● **TO DO**: Go through the listing and pick out each line with the word "surrounding" in it.

— Begin DATASET CONTENT —

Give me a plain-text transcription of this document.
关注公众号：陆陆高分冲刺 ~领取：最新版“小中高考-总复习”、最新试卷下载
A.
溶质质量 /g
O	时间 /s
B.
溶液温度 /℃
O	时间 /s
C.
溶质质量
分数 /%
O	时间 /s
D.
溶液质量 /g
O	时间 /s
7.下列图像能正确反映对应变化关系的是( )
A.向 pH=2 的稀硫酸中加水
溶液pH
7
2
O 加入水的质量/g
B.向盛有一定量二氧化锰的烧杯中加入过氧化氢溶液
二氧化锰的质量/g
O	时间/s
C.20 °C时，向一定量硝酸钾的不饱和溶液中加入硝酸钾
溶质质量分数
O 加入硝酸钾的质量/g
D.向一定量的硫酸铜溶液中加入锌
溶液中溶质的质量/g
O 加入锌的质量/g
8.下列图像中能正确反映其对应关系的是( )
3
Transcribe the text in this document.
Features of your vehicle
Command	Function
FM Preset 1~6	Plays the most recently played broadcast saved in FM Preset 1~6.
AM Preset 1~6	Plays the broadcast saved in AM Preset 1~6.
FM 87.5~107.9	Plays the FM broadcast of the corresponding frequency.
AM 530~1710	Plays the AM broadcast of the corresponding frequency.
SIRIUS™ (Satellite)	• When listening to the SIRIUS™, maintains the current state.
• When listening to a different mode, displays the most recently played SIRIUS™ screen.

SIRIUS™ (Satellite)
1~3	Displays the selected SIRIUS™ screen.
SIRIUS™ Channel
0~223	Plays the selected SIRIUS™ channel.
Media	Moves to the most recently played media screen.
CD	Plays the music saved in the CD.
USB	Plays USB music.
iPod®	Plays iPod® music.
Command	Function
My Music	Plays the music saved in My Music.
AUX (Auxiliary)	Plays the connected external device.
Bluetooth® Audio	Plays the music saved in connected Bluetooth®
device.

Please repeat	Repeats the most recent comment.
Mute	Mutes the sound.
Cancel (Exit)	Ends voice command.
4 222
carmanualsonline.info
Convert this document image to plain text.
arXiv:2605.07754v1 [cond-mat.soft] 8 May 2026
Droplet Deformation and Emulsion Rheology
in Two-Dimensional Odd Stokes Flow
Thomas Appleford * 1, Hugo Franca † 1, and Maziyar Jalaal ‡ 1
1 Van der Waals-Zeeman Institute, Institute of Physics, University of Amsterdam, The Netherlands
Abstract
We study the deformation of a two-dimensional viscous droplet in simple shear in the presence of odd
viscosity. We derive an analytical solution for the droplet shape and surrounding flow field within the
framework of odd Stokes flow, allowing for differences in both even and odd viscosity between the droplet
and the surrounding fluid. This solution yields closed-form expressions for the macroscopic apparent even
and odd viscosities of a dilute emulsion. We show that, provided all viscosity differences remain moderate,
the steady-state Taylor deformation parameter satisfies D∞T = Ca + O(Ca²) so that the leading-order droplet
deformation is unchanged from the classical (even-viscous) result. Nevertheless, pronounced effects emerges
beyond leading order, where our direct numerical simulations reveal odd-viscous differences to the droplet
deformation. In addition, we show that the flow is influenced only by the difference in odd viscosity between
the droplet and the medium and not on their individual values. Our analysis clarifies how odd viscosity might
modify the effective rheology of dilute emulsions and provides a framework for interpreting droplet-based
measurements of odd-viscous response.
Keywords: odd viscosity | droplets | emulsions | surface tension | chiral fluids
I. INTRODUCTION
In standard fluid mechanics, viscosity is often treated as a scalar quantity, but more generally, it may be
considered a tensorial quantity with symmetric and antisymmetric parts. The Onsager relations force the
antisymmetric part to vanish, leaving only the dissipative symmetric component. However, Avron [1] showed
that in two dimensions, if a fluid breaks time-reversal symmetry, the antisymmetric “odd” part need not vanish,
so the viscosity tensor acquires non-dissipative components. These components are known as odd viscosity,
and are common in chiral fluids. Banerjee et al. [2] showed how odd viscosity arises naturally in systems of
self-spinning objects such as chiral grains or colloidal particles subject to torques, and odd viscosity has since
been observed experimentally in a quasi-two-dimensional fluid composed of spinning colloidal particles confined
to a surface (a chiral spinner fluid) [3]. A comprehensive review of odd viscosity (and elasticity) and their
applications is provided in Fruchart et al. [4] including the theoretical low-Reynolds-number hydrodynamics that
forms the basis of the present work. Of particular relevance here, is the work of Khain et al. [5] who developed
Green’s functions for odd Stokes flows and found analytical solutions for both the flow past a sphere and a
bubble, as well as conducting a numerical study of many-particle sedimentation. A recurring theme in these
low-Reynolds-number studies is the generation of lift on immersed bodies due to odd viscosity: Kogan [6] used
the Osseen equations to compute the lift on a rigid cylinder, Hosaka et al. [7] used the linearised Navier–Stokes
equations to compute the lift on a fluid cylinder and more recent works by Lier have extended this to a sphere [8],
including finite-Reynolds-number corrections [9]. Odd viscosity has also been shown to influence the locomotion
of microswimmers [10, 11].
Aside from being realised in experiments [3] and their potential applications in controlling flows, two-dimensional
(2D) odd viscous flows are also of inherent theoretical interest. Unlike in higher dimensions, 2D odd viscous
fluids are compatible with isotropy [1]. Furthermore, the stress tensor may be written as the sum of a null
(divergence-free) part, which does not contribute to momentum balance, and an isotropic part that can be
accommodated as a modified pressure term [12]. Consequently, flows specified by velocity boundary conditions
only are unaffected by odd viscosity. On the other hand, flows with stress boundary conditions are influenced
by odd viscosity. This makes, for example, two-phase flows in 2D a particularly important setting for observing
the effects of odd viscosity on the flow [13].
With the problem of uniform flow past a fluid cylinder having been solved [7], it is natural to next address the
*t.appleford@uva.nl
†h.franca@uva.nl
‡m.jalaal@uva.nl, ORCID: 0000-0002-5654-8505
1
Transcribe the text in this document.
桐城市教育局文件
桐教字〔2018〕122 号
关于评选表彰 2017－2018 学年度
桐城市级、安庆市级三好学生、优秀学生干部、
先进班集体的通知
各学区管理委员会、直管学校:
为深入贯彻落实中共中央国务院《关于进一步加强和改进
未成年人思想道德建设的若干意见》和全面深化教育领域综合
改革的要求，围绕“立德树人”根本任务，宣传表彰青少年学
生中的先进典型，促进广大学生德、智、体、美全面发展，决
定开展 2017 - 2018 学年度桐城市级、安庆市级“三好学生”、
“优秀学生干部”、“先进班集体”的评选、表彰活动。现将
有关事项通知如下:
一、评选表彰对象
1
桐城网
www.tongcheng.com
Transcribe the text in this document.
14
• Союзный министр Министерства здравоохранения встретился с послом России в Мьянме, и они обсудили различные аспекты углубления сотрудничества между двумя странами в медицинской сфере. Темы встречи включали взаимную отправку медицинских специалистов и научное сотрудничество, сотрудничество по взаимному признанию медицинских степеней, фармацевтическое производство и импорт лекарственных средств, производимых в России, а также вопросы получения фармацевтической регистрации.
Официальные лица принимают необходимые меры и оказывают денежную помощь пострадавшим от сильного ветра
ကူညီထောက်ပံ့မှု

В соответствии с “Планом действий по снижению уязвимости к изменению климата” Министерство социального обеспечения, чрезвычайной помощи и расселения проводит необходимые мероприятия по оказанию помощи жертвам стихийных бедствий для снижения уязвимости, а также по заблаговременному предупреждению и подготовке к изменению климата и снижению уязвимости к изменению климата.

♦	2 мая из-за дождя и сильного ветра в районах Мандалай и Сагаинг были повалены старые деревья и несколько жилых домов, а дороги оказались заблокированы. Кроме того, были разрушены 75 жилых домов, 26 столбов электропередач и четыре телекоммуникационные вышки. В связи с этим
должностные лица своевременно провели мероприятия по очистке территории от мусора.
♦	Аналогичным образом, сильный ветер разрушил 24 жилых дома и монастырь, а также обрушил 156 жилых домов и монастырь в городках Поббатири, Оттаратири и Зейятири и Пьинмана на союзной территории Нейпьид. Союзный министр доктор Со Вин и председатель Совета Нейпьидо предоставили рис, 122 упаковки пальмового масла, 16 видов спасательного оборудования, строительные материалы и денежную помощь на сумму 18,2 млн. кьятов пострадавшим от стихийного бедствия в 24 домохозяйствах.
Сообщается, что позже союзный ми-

— End DATASET CONTENT —

● **RESPONSE TO THIS TASK**:
viscosity. We derive an analytical solution for the droplet shape and surrounding flow field within the
and the surrounding fluid. This solution yields closed-form expressions for the macroscopic apparent even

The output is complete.